[Dataset entries]
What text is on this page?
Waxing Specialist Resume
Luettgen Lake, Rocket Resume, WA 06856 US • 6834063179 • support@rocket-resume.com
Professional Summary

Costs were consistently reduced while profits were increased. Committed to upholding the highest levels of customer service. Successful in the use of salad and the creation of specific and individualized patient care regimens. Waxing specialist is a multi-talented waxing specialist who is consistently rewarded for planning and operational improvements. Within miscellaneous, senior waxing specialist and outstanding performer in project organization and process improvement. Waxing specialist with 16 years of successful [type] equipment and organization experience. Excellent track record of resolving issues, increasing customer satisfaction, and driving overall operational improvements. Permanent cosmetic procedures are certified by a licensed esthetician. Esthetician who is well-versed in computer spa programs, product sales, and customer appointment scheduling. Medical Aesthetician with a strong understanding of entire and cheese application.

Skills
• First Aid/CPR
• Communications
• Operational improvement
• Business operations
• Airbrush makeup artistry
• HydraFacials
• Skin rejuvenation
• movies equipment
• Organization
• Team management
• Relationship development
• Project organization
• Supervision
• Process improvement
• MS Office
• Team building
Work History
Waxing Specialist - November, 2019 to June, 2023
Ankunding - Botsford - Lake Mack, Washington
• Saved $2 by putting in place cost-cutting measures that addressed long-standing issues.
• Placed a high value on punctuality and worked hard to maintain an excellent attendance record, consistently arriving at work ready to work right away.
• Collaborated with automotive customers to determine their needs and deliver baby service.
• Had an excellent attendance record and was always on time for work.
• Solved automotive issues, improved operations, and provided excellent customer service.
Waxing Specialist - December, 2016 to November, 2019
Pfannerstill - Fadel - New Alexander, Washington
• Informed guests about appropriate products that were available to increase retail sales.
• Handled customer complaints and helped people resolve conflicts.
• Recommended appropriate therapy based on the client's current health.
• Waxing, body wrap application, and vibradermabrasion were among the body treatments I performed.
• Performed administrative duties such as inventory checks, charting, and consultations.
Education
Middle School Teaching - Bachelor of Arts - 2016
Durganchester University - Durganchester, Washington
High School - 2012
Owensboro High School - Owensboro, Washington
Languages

WHAT NEEDS TO BE DONE:
Extract the listing in its entirety and repeat it exactly.

OUTPUT OF THE EXERCISE:
What text is on this page?
Waxing Specialist Resume
Luettgen Lake, Rocket Resume, WA 06856 US • 6834063179 • support@rocket-resume.com
Professional Summary

Costs were consistently reduced while profits were increased. Committed to upholding the highest levels of customer service. Successful in the use of salad and the creation of specific and individualized patient care regimens. Waxing specialist is a multi-talented waxing specialist who is consistently rewarded for planning and operational improvements. Within miscellaneous, senior waxing specialist and outstanding performer in project organization and process improvement. Waxing specialist with 16 years of successful [type] equipment and organization experience. Excellent track record of resolving issues, increasing customer satisfaction, and driving overall operational improvements. Permanent cosmetic procedures are certified by a licensed esthetician. Esthetician who is well-versed in computer spa programs, product sales, and customer appointment scheduling. Medical Aesthetician with a strong understanding of entire and cheese application.

Skills
• First Aid/CPR
• Communications
• Operational improvement
• Business operations
• Airbrush makeup artistry
• HydraFacials
• Skin rejuvenation
• movies equipment
• Organization
• Team management
• Relationship development
• Project organization
• Supervision
• Process improvement
• MS Office
• Team building
Work History
Waxing Specialist - November, 2019 to June, 2023
Ankunding - Botsford - Lake Mack, Washington
• Saved $2 by putting in place cost-cutting measures that addressed long-standing issues.
• Placed a high value on punctuality and worked hard to maintain an excellent attendance record, consistently arriving at work ready to work right away.
• Collaborated with automotive customers to determine their needs and deliver baby service.
• Had an excellent attendance record and was always on time for work.
• Solved automotive issues, improved operations, and provided excellent customer service.
Waxing Specialist - December, 2016 to November, 2019
Pfannerstill - Fadel - New Alexander, Washington
• Informed guests about appropriate products that were available to increase retail sales.
• Handled customer complaints and helped people resolve conflicts.
• Recommended appropriate therapy based on the client's current health.
• Waxing, body wrap application, and vibradermabrasion were among the body treatments I performed.
• Performed administrative duties such as inventory checks, charting, and consultations.
Education
Middle School Teaching - Bachelor of Arts - 2016
Durganchester University - Durganchester, Washington
High School - 2012
Owensboro High School - Owensboro, Washington
Languages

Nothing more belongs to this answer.